▶ DOCUMENT SEGMENT:
I'm not a huge fan of dogs on furniture, but I lost that battle. And having seen firsthand the kind of things dogs roll in I have to question the hygiene. But its love, and that means concessions that you wouldn't normally make!


----------



## Mayabear (Aug 26, 2015)

Wolfeye said:


> I am all for dogs in bed. My super dog, Lupo, slept between my legs, *under* the covers. I call them my "bowlegged years" because he was a Lab/Golden mix and not particularly petite. I never understood how he handled the heat and lack of oxygen but he did. When my Golden Fenris came along my wife believed in no dogs on the furniture, so, he never slept in bed. He was WAY too hot anyways; the few times we snuggled in bed he left pretty quick. Now we're up to Bagheera and I'm trying to sneak him back into being a dog with furniture privileges. He sneaks up on the couch once in a while and often nobody insists he get off.
> 
> It's all up to you and the dog. He may decide not to, even if allowed. Or he may be your bed partner for life.


Interestingly Maya only sleeps with us in the winter. Up until late fall she would sleep outside in the living room and get into bed with us at 6.30 ish in the morning where she would fall asleep until we woke up. I wonder what she will decide to do in the spring when it starts to warm up a little.


----------



## Rambo's mom (Apr 30, 2016)

Rambo started sleeping in the bed with me at about 5 months. He slept longer and I slept better. Summer came and he chose the floor right by me. I even brought in more fans, hoping he would choose the bed again! This winter I find him on the bed about half the time. I'll take it. Just having him in the room with me gives me more comfort than I can say. Pure joy!


----------



## Lilliam (Apr 28, 2010)

Two Goldens and one Tobykatt in bed with me every night. 
Nonnegotiable.


----------



## Kalhayd (May 4, 2016)

We do. But, when our human babies were itty-bitty and often in our bed we did not.


----------



## BrianO (Apr 7, 2016)

We do not. We have some allergy issues in our family, so bed space is a pet free zone.

We have a crate (plastic airline style) in the bedroom and Pippin sleeps in the bedroom on my side of the bed each night. He would be unhappy far away from his people all night. He complains and is restless while I brush my teeth and settles immediately when I lie down.

He has a day crate (wire cage style) in the living room for times when we are out.

I think either answer works. Depends on what you want. Everybody in the bed needs to be OK with the canine pillows and I would not force a spouse who was not comfortable with dogs in the bed to sleep that way each night.


----------



## Cpc1972 (Feb 23, 2015)

Whatever you want. There isn't a right or wrong answer. It's a personal decision.


----------



## Cephalotus (Dec 10, 2016)

Well I guess it's been settled


----------



## Pilgrim123 (Jul 26, 2014)

Yup - you've got a bed partner for life.


----------



## FosterGolden (Mar 10, 2014)

Depends on your lifestyle (bed size? kids? etc.).

▶ SUPPLIED MATERIAL:
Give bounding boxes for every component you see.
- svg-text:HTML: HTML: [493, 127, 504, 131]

▶ THE TASKS:
A. In the forum thread about dogs in bed, how would you put "Summer came and he chose the floor right by me." into Spanish?
B. Can you extend the forum thread about dogs in bed, picking up after its final post?
The material has no connection to the forum thread about dogs sleeping in bed.

▶ EXERCISE RESULTS:
A. Llegó el verano y él eligió el suelo justo a mi lado.

B.
I also, personally, don't do puppies on the bed or the sofa. I kinda like to get to know the dog before I allow those privileges. I also want a strong leave it and off before I allow it. And, my puppies sleep in crates for a bit so they don't develop bad habits like pottying, playing with the other dog, chewing stuff, etc.; sleep training, if you will. 

My first two dogs slept in the bed and then I kicked them off as adults because they licked and created huge wet spots. Ugh. Also, when I lived near the beach they were always tracking sand into the bed which I cannot stand. Of the two now, one of my dogs is awful to sleep with and the other was getting on the bed while I was sleeping anyway and he is quiet and still and mostly spends the night at the foot of the bed...with the cat. The hair is our biggest issue.


----------



## CoopersMom16 (Dec 29, 2016)

Cooper is allowed on my son's bed, as long as he behaves himself and doesn't start chewing the frame and mattress. But he's not allowed on my bed because the cats sleep there and he still chases them. So he's barred from my bedroom at night until he and the cats coexist peacefully.


----------



## oceanlady (Mar 29, 2017)

Robbie is in his crate and after he is old enough to come out and not chew up my house he will have big bed on floor. Our 8 yr old cat sleeps on bed and that's enough.

Puppy makes noises in his sleep, I imagine older dog will to, and I am a light sleeper.


----------



## She's Porter (Oct 14, 2017)

Only when invited. She has her own bed (loveseat)


----------



## cwag (Apr 25, 2017)

My Golden Retrievers usually were allowed to cuddly with us on the bed but encouraged to get in their own beds when we turned the lights out. The dog's bed is in our bedroom. The little Bichon stays on the bed all night. Morning cuddles are also encouraged. They seem to like going to their own bed where it is cooler and no one's legs are bumping them. Rukie (just turning 6 months) won't settle down enough yet so he goes into his crate when we are ready to turn the lights out. If I was single I would let them stay on the bed all night.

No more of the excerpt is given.